Requirement: Rewrite the material below as a numbered list, from its first line up to and including the line containing "hkl-label: (311) — [789, 740, 813, 752]", and leave out any blank lines.

+---+

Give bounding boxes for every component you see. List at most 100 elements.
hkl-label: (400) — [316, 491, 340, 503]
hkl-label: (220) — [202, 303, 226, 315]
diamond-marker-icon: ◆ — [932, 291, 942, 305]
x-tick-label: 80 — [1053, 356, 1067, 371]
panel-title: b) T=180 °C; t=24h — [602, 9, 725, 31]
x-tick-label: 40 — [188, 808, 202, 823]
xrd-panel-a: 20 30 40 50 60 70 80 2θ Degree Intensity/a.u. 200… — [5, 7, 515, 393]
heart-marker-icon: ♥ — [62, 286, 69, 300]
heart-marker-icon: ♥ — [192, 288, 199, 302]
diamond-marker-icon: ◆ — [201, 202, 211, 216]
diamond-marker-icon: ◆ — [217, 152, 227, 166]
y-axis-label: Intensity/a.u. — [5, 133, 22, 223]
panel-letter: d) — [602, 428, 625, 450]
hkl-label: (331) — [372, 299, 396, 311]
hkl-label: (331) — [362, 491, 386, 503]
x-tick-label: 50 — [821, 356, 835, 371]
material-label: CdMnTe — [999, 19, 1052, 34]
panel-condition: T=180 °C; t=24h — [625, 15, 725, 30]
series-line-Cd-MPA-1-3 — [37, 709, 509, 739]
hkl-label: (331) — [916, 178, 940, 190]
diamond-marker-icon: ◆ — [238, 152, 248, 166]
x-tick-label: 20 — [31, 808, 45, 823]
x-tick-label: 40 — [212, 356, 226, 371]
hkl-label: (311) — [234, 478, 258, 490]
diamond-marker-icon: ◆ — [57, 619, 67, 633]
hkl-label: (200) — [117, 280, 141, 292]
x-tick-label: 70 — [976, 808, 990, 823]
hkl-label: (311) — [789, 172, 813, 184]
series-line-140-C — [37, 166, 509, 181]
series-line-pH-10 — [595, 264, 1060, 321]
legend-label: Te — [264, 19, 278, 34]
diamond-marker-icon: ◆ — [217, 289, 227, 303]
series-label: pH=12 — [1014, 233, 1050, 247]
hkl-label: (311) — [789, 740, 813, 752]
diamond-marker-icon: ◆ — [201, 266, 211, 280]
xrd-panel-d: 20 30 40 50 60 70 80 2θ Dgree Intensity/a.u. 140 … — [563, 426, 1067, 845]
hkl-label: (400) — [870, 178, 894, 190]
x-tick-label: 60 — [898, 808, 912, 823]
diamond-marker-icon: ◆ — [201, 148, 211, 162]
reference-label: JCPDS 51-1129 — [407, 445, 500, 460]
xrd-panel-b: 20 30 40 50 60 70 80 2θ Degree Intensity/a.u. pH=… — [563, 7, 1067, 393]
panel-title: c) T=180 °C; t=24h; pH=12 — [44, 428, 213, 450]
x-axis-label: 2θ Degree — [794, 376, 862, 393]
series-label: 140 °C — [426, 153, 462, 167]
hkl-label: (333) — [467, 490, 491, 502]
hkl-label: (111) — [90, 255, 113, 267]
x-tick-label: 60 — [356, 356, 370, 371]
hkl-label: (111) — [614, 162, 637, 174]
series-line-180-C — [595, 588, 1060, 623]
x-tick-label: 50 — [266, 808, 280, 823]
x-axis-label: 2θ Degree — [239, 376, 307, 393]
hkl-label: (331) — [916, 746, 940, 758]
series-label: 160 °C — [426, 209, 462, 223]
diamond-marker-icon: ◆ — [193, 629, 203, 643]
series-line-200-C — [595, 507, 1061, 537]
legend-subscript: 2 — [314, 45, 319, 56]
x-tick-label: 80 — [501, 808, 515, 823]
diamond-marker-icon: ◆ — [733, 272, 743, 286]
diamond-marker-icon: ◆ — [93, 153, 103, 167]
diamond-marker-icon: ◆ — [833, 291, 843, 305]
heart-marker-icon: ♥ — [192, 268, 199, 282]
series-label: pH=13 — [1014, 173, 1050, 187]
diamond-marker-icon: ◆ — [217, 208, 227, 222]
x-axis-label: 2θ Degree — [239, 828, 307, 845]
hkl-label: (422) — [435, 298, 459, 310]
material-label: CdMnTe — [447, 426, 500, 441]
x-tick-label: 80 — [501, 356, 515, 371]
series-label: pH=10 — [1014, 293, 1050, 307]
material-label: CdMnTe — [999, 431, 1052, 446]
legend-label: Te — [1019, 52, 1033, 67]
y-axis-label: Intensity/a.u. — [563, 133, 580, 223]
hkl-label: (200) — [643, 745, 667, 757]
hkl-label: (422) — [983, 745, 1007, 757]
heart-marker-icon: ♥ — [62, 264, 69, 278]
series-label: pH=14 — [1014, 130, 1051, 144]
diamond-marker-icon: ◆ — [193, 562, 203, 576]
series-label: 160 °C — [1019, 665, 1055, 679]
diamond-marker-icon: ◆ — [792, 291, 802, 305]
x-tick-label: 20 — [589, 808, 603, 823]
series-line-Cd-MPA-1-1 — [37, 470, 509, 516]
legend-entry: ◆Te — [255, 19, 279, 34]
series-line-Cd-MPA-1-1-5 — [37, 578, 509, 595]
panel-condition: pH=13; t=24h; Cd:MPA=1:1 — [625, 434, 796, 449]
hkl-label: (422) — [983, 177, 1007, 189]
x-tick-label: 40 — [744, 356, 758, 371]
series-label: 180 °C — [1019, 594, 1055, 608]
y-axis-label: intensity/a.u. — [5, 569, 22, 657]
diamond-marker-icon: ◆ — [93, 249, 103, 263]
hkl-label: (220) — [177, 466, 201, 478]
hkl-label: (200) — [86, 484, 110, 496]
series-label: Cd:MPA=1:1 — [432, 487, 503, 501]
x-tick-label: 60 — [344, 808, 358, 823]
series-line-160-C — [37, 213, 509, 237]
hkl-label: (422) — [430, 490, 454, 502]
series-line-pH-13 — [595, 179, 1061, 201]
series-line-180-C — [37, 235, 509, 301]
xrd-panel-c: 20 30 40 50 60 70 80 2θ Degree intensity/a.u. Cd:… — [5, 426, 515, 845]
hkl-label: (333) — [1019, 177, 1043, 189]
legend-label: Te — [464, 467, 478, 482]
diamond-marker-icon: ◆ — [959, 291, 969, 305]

+---+

Output for this task:
1. Give bounding boxes for every component you see. List at most 100 elements.
2. hkl-label: (400) — [316, 491, 340, 503]
3. hkl-label: (220) — [202, 303, 226, 315]
4. diamond-marker-icon: ◆ — [932, 291, 942, 305]
5. x-tick-label: 80 — [1053, 356, 1067, 371]
6. panel-title: b) T=180 °C; t=24h — [602, 9, 725, 31]
7. x-tick-label: 40 — [188, 808, 202, 823]
8. xrd-panel-a: 20 30 40 50 60 70 80 2θ Degree Intensity/a.u. 200… — [5, 7, 515, 393]
9. heart-marker-icon: ♥ — [62, 286, 69, 300]
10. heart-marker-icon: ♥ — [192, 288, 199, 302]
11. diamond-marker-icon: ◆ — [201, 202, 211, 216]
12. diamond-marker-icon: ◆ — [217, 152, 227, 166]
13. y-axis-label: Intensity/a.u. — [5, 133, 22, 223]
14. panel-letter: d) — [602, 428, 625, 450]
15. hkl-label: (331) — [372, 299, 396, 311]
16. hkl-label: (331) — [362, 491, 386, 503]
17. x-tick-label: 50 — [821, 356, 835, 371]
18. material-label: CdMnTe — [999, 19, 1052, 34]
19. panel-condition: T=180 °C; t=24h — [625, 15, 725, 30]
20. series-line-Cd-MPA-1-3 — [37, 709, 509, 739]
21. hkl-label: (331) — [916, 178, 940, 190]
22. diamond-marker-icon: ◆ — [238, 152, 248, 166]
23. x-tick-label: 20 — [31, 808, 45, 823]
24. x-tick-label: 40 — [212, 356, 226, 371]
25. hkl-label: (311) — [234, 478, 258, 490]
26. diamond-marker-icon: ◆ — [57, 619, 67, 633]
27. hkl-label: (200) — [117, 280, 141, 292]
28. x-tick-label: 70 — [976, 808, 990, 823]
29. hkl-label: (311) — [789, 172, 813, 184]
30. series-line-140-C — [37, 166, 509, 181]
31. series-line-pH-10 — [595, 264, 1060, 321]
32. legend-label: Te — [264, 19, 278, 34]
33. diamond-marker-icon: ◆ — [217, 289, 227, 303]
34. series-label: pH=12 — [1014, 233, 1050, 247]
35. hkl-label: (311) — [789, 740, 813, 752]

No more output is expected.